### Your instructions
Write out the entries below once more, exactly, with the pictures left out.
*** Data extract
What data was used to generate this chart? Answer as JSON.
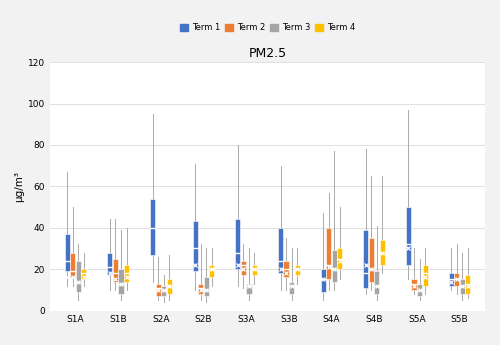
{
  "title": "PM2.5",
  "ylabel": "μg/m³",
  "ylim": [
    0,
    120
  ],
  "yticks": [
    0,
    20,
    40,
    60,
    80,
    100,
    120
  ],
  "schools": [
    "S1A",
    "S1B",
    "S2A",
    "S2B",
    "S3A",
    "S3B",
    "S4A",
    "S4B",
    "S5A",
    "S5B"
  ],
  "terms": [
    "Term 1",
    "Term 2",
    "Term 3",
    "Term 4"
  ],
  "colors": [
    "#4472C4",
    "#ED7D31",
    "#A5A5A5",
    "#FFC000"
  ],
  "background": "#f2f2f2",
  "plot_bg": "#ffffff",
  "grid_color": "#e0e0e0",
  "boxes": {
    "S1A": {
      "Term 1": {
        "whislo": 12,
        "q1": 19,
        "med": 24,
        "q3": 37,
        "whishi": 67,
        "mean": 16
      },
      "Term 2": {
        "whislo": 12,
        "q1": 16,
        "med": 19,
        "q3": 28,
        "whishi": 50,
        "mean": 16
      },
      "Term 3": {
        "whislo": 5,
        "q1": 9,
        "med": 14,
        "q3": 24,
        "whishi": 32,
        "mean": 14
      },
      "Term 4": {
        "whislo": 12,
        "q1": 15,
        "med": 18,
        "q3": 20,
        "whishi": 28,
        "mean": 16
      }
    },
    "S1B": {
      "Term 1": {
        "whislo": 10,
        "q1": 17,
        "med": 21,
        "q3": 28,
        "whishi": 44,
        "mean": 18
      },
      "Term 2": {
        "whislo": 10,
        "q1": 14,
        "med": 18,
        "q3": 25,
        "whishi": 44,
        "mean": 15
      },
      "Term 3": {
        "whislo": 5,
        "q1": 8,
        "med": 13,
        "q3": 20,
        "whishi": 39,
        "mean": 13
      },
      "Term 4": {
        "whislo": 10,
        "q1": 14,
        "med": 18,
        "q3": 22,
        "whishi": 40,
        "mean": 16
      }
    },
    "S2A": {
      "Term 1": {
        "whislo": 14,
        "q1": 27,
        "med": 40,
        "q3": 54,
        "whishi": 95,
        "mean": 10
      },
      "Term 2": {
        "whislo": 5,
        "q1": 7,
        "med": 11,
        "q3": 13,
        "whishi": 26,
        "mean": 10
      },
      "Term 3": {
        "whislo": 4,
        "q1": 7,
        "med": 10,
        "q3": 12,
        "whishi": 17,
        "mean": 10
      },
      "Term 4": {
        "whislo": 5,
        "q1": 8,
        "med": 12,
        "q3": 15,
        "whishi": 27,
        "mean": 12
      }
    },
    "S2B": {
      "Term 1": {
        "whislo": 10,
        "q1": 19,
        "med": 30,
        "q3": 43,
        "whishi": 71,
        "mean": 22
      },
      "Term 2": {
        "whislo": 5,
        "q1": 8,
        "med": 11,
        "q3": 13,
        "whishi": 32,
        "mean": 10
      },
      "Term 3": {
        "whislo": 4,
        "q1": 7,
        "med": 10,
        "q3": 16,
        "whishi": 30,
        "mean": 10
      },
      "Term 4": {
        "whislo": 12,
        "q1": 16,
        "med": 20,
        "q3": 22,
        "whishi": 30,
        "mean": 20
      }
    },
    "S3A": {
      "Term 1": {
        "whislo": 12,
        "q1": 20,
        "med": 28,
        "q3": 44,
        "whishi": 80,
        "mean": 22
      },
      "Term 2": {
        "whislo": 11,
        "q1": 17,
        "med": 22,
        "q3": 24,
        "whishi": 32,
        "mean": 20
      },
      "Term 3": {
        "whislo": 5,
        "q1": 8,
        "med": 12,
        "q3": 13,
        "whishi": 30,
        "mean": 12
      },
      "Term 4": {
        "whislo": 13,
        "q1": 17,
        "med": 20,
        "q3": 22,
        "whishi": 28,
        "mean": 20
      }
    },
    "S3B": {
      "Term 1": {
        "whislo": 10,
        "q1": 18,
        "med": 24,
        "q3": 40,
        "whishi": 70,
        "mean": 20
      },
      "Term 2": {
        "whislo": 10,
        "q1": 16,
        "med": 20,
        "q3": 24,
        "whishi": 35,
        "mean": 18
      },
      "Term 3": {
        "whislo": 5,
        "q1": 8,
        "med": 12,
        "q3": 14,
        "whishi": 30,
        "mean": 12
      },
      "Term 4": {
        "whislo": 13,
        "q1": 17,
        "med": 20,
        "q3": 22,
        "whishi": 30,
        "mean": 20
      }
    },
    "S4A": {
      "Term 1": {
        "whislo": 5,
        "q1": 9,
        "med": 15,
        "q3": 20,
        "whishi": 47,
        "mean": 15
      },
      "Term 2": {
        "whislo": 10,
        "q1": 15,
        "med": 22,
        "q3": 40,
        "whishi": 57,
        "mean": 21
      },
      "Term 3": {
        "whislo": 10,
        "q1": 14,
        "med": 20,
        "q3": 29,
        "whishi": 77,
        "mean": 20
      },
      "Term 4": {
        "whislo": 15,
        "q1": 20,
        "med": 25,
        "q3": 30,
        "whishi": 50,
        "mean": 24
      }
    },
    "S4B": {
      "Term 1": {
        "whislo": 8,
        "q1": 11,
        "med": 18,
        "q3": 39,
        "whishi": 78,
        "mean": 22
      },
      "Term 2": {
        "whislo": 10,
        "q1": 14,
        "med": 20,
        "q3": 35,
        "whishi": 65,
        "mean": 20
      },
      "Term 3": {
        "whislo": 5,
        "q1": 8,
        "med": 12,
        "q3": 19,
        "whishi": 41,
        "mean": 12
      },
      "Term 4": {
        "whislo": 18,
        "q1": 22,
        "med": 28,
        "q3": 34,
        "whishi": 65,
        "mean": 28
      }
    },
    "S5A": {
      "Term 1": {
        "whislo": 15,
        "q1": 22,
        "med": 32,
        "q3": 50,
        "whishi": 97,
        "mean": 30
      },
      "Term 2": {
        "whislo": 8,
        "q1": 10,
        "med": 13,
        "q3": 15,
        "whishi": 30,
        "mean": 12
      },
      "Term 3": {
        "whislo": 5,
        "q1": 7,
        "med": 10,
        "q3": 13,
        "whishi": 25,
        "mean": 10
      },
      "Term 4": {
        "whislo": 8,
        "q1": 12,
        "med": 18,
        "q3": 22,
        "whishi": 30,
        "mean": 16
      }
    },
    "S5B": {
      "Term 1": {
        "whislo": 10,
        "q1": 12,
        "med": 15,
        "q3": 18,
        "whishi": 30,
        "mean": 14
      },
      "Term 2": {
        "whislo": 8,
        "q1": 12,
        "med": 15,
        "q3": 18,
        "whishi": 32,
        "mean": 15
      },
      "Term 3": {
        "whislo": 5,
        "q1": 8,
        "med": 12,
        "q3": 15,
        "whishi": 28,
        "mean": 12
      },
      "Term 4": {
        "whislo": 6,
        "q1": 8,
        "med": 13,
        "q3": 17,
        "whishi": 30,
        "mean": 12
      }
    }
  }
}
******
### Answer to the problem
What data was used to generate this chart? Answer as JSON.
{
  "title": "PM2.5",
  "ylabel": "μg/m³",
  "ylim": [
    0,
    120
  ],
  "yticks": [
    0,
    20,
    40,
    60,
    80,
    100,
    120
  ],
  "schools": [
    "S1A",
    "S1B",
    "S2A",
    "S2B",
    "S3A",
    "S3B",
    "S4A",
    "S4B",
    "S5A",
    "S5B"
  ],
  "terms": [
    "Term 1",
    "Term 2",
    "Term 3",
    "Term 4"
  ],
  "colors": [
    "#4472C4",
    "#ED7D31",
    "#A5A5A5",
    "#FFC000"
  ],
  "background": "#f2f2f2",
  "plot_bg": "#ffffff",
  "grid_color": "#e0e0e0",
  "boxes": {
    "S1A": {
      "Term 1": {
        "whislo": 12,
        "q1": 19,
        "med": 24,
        "q3": 37,
        "whishi": 67,
        "mean": 16
      },
      "Term 2": {
        "whislo": 12,
        "q1": 16,
        "med": 19,
        "q3": 28,
        "whishi": 50,
        "mean": 16
      },
      "Term 3": {
        "whislo": 5,
        "q1": 9,
        "med": 14,
        "q3": 24,
        "whishi": 32,
        "mean": 14
      },
      "Term 4": {
        "whislo": 12,
        "q1": 15,
        "med": 18,
        "q3": 20,
        "whishi": 28,
        "mean": 16
      }
    },
    "S1B": {
      "Term 1": {
        "whislo": 10,
        "q1": 17,
        "med": 21,
        "q3": 28,
        "whishi": 44,
        "mean": 18
      },
      "Term 2": {
        "whislo": 10,
        "q1": 14,
        "med": 18,
        "q3": 25,
        "whishi": 44,
        "mean": 15
      },
      "Term 3": {
        "whislo": 5,
        "q1": 8,
        "med": 13,
        "q3": 20,
        "whishi": 39,
        "mean": 13
      },
      "Term 4": {
        "whislo": 10,
        "q1": 14,
        "med": 18,
        "q3": 22,
        "whishi": 40,
        "mean": 16
      }
    },
    "S2A": {
      "Term 1": {
        "whislo": 14,
        "q1": 27,
        "med": 40,
        "q3": 54,
        "whishi": 95,
        "mean": 10
      },
      "Term 2": {
        "whislo": 5,
        "q1": 7,
        "med": 11,
        "q3": 13,
        "whishi": 26,
        "mean": 10
      },
      "Term 3": {
        "whislo": 4,
        "q1": 7,
        "med": 10,
        "q3": 12,
        "whishi": 17,
        "mean": 10
      },
      "Term 4": {
        "whislo": 5,
        "q1": 8,
        "med": 12,
        "q3": 15,
        "whishi": 27,
        "mean": 12
      }
    },
    "S2B": {
      "Term 1": {
        "whislo": 10,
        "q1": 19,
        "med": 30,
        "q3": 43,
        "whishi": 71,
        "mean": 22
      },
      "Term 2": {
        "whislo": 5,
        "q1": 8,
        "med": 11,
        "q3": 13,
        "whishi": 32,
        "mean": 10
      },
      "Term 3": {
        "whislo": 4,
        "q1": 7,
        "med": 10,
        "q3": 16,
        "whishi": 30,
        "mean": 10
      },
      "Term 4": {
        "whislo": 12,
        "q1": 16,
        "med": 20,
        "q3": 22,
        "whishi": 30,
        "mean": 20
      }
    },
    "S3A": {
      "Term 1": {
        "whislo": 12,
        "q1": 20,
        "med": 28,
        "q3": 44,
        "whishi": 80,
        "mean": 22
      },
      "Term 2": {
        "whislo": 11,
        "q1": 17,
        "med": 22,
        "q3": 24,
        "whishi": 32,
        "mean": 20
      },
      "Term 3": {
        "whislo": 5,
        "q1": 8,
        "med": 12,
        "q3": 13,
        "whishi": 30,
        "mean": 12
      },
      "Term 4": {
        "whislo": 13,
        "q1": 17,
        "med": 20,
        "q3": 22,
        "whishi": 28,
        "mean": 20
      }
    },
    "S3B": {
      "Term 1": {
        "whislo": 10,
        "q1": 18,
        "med": 24,
        "q3": 40,
        "whishi": 70,
        "mean": 20
      },
      "Term 2": {
        "whislo": 10,
        "q1": 16,
        "med": 20,
        "q3": 24,
        "whishi": 35,
        "mean": 18
      },
      "Term 3": {
        "whislo": 5,
        "q1": 8,
        "med": 12,
        "q3": 14,
        "whishi": 30,
        "mean": 12
      },
      "Term 4": {
        "whislo": 13,
        "q1": 17,
        "med": 20,
        "q3": 22,
        "whishi": 30,
        "mean": 20
      }
    },
    "S4A": {
      "Term 1": {
        "whislo": 5,
        "q1": 9,
        "med": 15,
        "q3": 20,
        "whishi": 47,
        "mean": 15
      },
      "Term 2": {
        "whislo": 10,
        "q1": 15,
        "med": 22,
        "q3": 40,
        "whishi": 57,
        "mean": 21
      },
      "Term 3": {
        "whislo": 10,
        "q1": 14,
        "med": 20,
        "q3": 29,
        "whishi": 77,
        "mean": 20
      },
      "Term 4": {
        "whislo": 15,
        "q1": 20,
        "med": 25,
        "q3": 30,
        "whishi": 50,
        "mean": 24
      }
    },
    "S4B": {
      "Term 1": {
        "whislo": 8,
        "q1": 11,
        "med": 18,
        "q3": 39,
        "whishi": 78,
        "mean": 22
      },
      "Term 2": {
        "whislo": 10,
        "q1": 14,
        "med": 20,
        "q3": 35,
        "whishi": 65,
        "mean": 20
      },
      "Term 3": {
        "whislo": 5,
        "q1": 8,
        "med": 12,
        "q3": 19,
        "whishi": 41,
        "mean": 12
      },
      "Term 4": {
        "whislo": 18,
        "q1": 22,
        "med": 28,
        "q3": 34,
        "whishi": 65,
        "mean": 28
      }
    },
    "S5A": {
      "Term 1": {
        "whislo": 15,
        "q1": 22,
        "med": 32,
        "q3": 50,
        "whishi": 97,
        "mean": 30
      },
      "Term 2": {
        "whislo": 8,
        "q1": 10,
        "med": 13,
        "q3": 15,
        "whishi": 30,
        "mean": 12
      },
      "Term 3": {
        "whislo": 5,
        "q1": 7,
        "med": 10,
        "q3": 13,
        "whishi": 25,
        "mean": 10
      },
      "Term 4": {
        "whislo": 8,
        "q1": 12,
        "med": 18,
        "q3": 22,
        "whishi": 30,
        "mean": 16
      }
    },
    "S5B": {
      "Term 1": {
        "whislo": 10,
        "q1": 12,
        "med": 15,
        "q3": 18,
        "whishi": 30,
        "mean": 14
      },
      "Term 2": {
        "whislo": 8,
        "q1": 12,
        "med": 15,
        "q3": 18,
        "whishi": 32,
        "mean": 15
      },
      "Term 3": {
        "whislo": 5,
        "q1": 8,
        "med": 12,
        "q3": 15,
        "whishi": 28,
        "mean": 12
      },
      "Term 4": {
        "whislo": 6,
        "q1": 8,
        "med": 13,
        "q3": 17,
        "whishi": 30,
        "mean": 12
      }
    }
  }
}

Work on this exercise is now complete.